→ Work required:
Show every line below where "Países" can be found.

→ Material provided:

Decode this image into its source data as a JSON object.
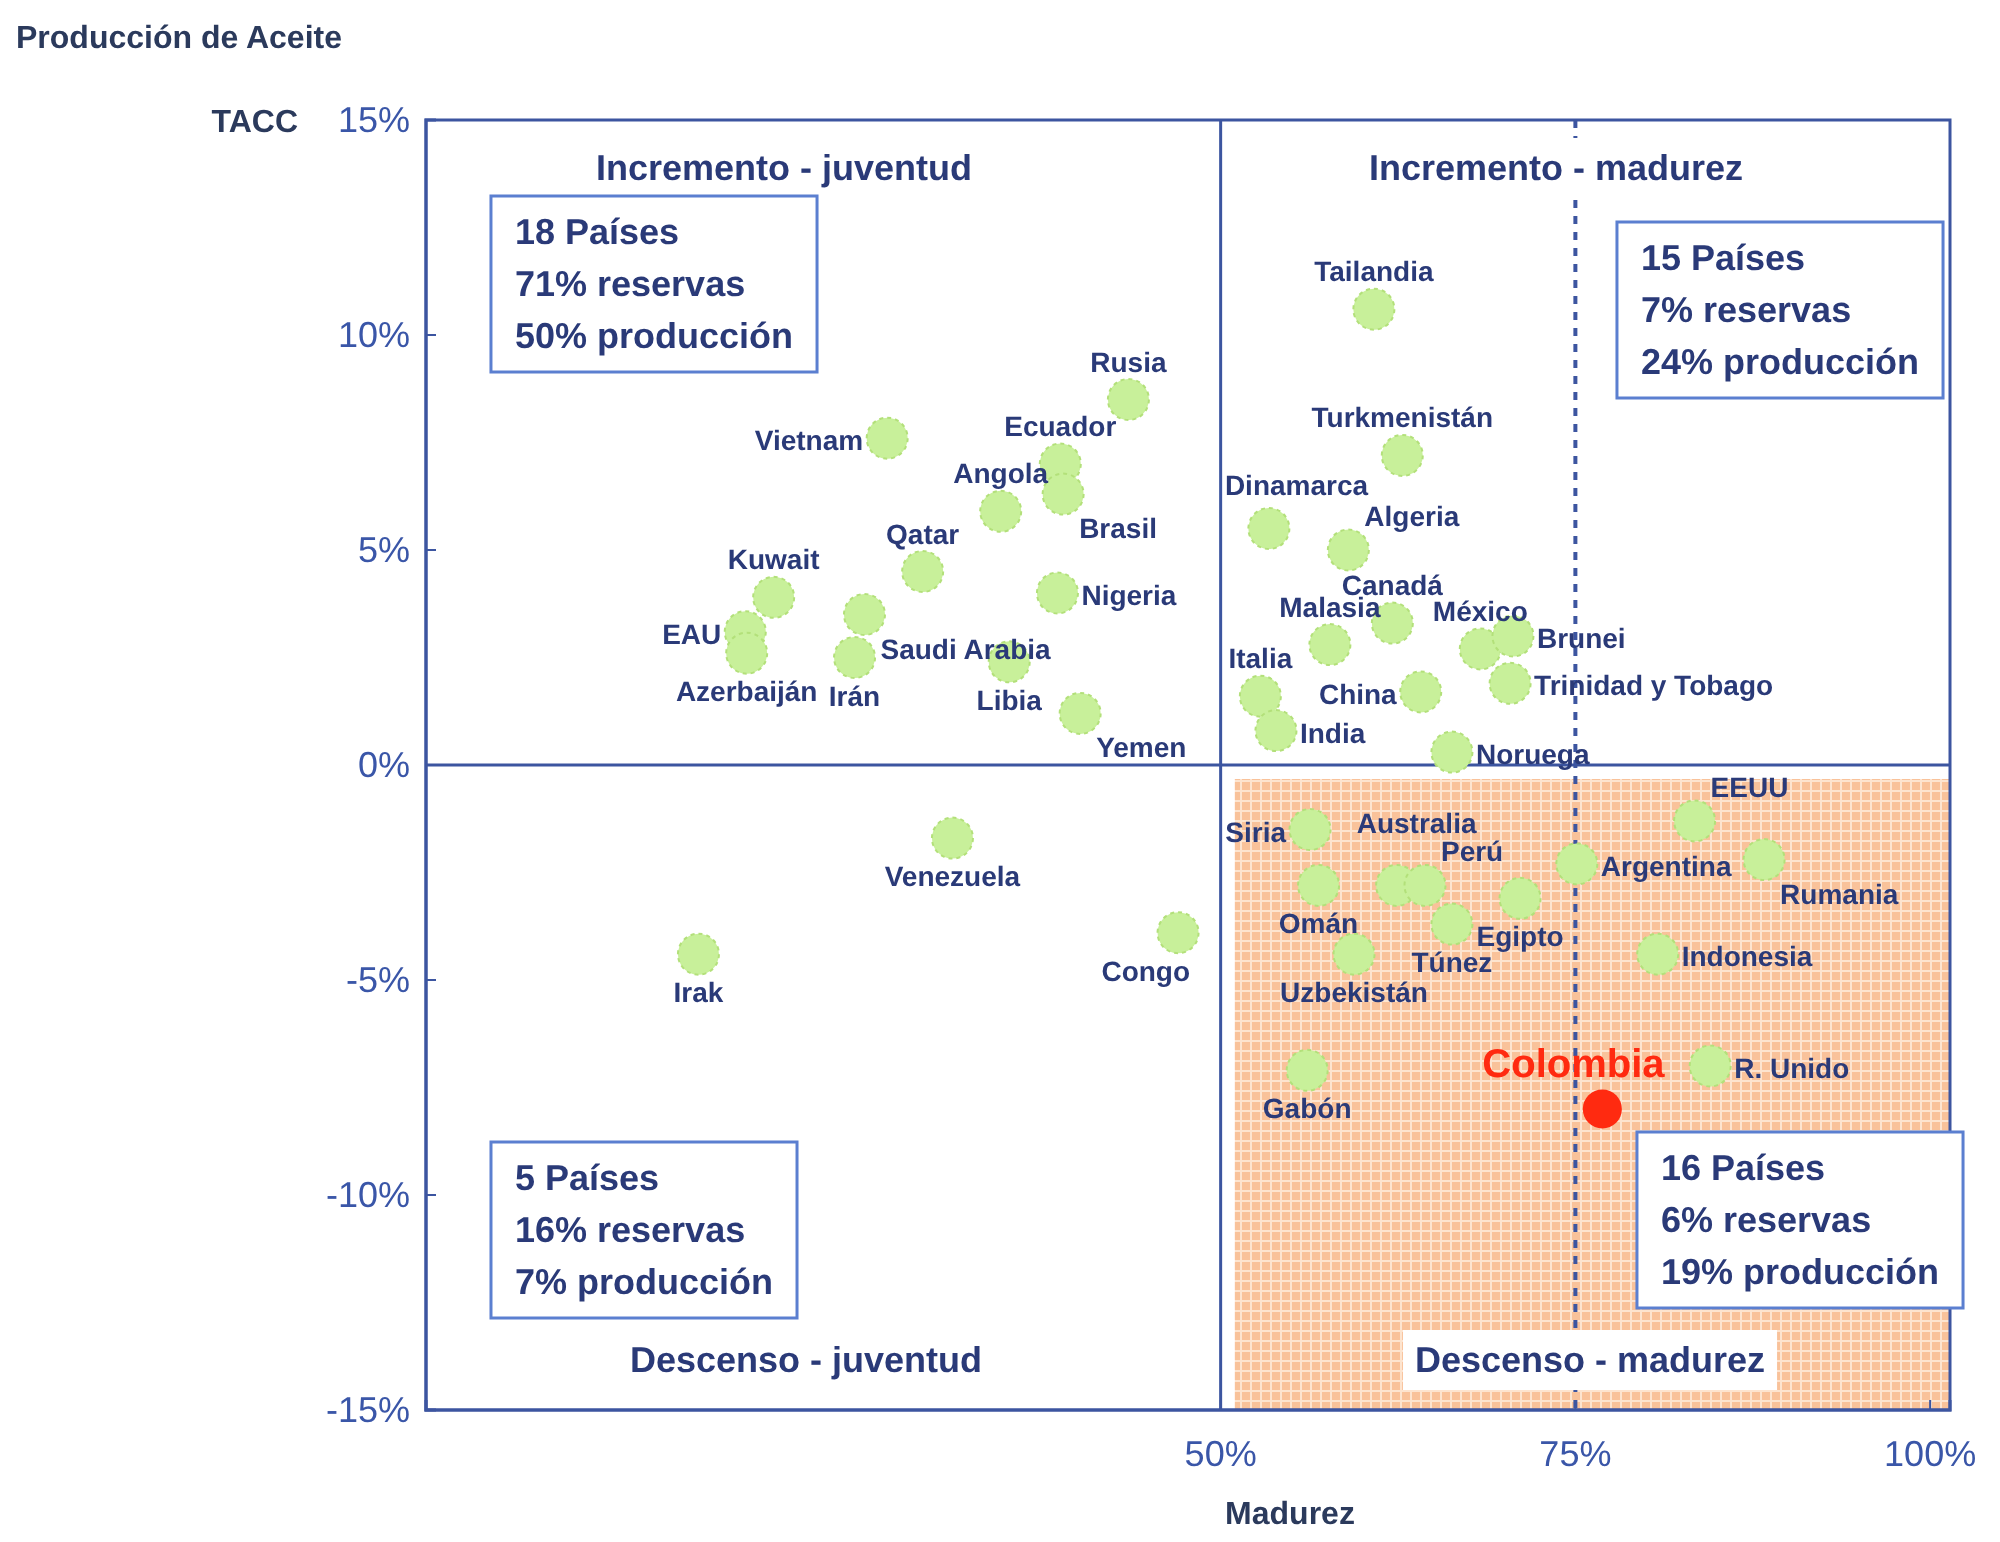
{
  "chart_data": {
    "type": "scatter",
    "title": "Producción de Aceite",
    "ylabel": "TACC",
    "xlabel": "Madurez",
    "xlim": [
      -6,
      101.4
    ],
    "ylim": [
      -15,
      15
    ],
    "xticks": [
      {
        "value": 50,
        "label": "50%"
      },
      {
        "value": 75,
        "label": "75%"
      },
      {
        "value": 100,
        "label": "100%"
      }
    ],
    "yticks": [
      {
        "value": -15,
        "label": "-15%"
      },
      {
        "value": -10,
        "label": "-10%"
      },
      {
        "value": -5,
        "label": "-5%"
      },
      {
        "value": 0,
        "label": "0%"
      },
      {
        "value": 5,
        "label": "5%"
      },
      {
        "value": 10,
        "label": "10%"
      },
      {
        "value": 15,
        "label": "15%"
      }
    ],
    "grid": false,
    "marker": "circle",
    "ref_lines": [
      {
        "axis": "x",
        "value": 50,
        "color": "#3c55a0",
        "line_style": "solid"
      },
      {
        "axis": "y",
        "value": 0,
        "color": "#3c55a0",
        "line_style": "solid"
      },
      {
        "axis": "x",
        "value": 75,
        "color": "#3c55a0",
        "line_style": "dashed"
      }
    ],
    "bands": [
      {
        "axis": "x",
        "from": 51,
        "to": 101.4,
        "color": "#f9c29a"
      }
    ],
    "series": [
      {
        "color": "#c8f09a",
        "x": [
          60.8,
          43.5,
          26.5,
          38.7,
          38.9,
          34.5,
          62.8,
          53.4,
          59.0,
          29.0,
          18.5,
          38.5,
          24.9,
          16.5,
          16.6,
          24.2,
          62.1,
          57.7,
          68.3,
          70.6,
          70.4,
          35.1,
          52.8,
          64.1,
          53.9,
          40.1,
          66.3,
          56.3,
          31.1,
          62.4,
          64.4,
          75.1,
          83.4,
          88.3,
          56.9,
          71.1,
          66.3,
          47.0,
          13.2,
          80.8,
          59.4,
          84.5,
          56.1
        ],
        "values": [
          10.6,
          8.5,
          7.6,
          7.0,
          6.3,
          5.9,
          7.2,
          5.5,
          5.0,
          4.5,
          3.9,
          4.0,
          3.5,
          3.1,
          2.6,
          2.5,
          3.3,
          2.8,
          2.7,
          3.0,
          1.9,
          2.4,
          1.6,
          1.7,
          0.8,
          1.2,
          0.3,
          -1.5,
          -1.7,
          -2.8,
          -2.8,
          -2.3,
          -1.3,
          -2.2,
          -2.8,
          -3.1,
          -3.7,
          -3.9,
          -4.4,
          -4.4,
          -4.4,
          -7.0,
          -7.1
        ],
        "value_labels": [
          "Tailandia",
          "Rusia",
          "Vietnam",
          "Ecuador",
          "Brasil",
          "Angola",
          "Turkmenistán",
          "Dinamarca",
          "Algeria",
          "Qatar",
          "Kuwait",
          "Nigeria",
          "Saudi Arabia",
          "EAU",
          "Azerbaiján",
          "Irán",
          "Canadá",
          "Malasia",
          "México",
          "Brunei",
          "Trinidad y Tobago",
          "Libia",
          "Italia",
          "China",
          "India",
          "Yemen",
          "Noruega",
          "Siria",
          "Venezuela",
          "Australia",
          "Perú",
          "Argentina",
          "EEUU",
          "Rumania",
          "Omán",
          "Egipto",
          "Túnez",
          "Congo",
          "Irak",
          "Indonesia",
          "Uzbekistán",
          "R. Unido",
          "Gabón"
        ]
      },
      {
        "name": "Colombia",
        "color": "#ff2a10",
        "x": [
          76.9
        ],
        "values": [
          -8.0
        ]
      }
    ],
    "annotations": [
      "Incremento - juventud",
      "Incremento - madurez",
      "Descenso - juventud",
      "Descenso - madurez",
      "18 Países\n71% reservas\n50% producción",
      "15 Países\n7% reservas\n24% producción",
      "5 Países\n16% reservas\n7% producción",
      "16 Países\n6% reservas\n19% producción"
    ]
  }
}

→ Answer to the problem:
      "18 Países\n71% reservas\n50% producción",
      "15 Países\n7% reservas\n24% producción",
      "5 Países\n16% reservas\n7% producción",
      "16 Países\n6% reservas\n19% producción"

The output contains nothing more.